-- START Raw data --
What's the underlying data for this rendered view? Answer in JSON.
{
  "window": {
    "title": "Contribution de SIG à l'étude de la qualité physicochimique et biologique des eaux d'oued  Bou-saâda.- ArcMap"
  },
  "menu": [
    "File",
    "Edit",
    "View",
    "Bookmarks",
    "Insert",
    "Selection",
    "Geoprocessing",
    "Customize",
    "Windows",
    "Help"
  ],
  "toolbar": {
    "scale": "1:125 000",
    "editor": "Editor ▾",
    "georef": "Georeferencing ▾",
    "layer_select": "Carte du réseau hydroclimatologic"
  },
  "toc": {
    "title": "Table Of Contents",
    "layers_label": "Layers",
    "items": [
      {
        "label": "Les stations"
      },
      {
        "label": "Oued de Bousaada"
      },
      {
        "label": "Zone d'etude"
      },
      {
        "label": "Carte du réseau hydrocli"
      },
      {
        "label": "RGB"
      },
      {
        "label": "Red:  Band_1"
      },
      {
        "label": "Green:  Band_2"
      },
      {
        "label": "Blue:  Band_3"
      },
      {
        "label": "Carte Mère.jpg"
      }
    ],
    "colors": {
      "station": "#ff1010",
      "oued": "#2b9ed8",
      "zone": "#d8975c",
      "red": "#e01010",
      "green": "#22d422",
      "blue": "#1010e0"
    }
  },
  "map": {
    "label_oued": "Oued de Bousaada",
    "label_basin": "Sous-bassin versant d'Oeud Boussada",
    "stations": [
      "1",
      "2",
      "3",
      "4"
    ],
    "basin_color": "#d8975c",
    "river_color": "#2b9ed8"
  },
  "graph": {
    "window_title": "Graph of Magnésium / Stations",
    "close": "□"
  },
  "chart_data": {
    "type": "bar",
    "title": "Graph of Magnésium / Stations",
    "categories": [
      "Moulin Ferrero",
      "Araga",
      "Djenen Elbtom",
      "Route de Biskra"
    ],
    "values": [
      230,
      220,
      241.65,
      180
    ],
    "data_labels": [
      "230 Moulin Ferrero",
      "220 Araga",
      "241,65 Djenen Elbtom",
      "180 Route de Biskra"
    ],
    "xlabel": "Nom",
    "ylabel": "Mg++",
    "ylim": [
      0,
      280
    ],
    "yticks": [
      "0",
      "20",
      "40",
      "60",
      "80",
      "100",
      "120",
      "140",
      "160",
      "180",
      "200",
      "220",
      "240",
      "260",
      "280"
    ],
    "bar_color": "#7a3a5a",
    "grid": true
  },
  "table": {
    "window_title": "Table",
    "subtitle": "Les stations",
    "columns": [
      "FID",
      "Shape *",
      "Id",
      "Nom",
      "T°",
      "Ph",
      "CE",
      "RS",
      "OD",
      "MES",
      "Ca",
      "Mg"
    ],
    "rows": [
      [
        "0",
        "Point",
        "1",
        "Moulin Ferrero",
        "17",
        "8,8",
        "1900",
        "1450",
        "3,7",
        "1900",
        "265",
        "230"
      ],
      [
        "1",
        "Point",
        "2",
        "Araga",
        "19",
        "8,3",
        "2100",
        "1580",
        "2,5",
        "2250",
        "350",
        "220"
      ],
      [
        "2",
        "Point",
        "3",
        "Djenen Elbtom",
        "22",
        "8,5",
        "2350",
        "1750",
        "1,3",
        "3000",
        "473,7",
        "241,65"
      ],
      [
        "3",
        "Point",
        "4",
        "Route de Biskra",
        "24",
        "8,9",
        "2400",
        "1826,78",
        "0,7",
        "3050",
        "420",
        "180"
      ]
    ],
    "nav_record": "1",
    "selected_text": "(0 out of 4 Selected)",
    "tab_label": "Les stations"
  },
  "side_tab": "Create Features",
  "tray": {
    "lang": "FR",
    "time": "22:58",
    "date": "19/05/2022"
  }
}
-- END Raw data --
• Work to do
Only lines holding the string "Bousaada" are wanted; gather each one from the entries above.

• Complete response
        "label": "Oued de Bousaada"
    "label_oued": "Oued de Bousaada",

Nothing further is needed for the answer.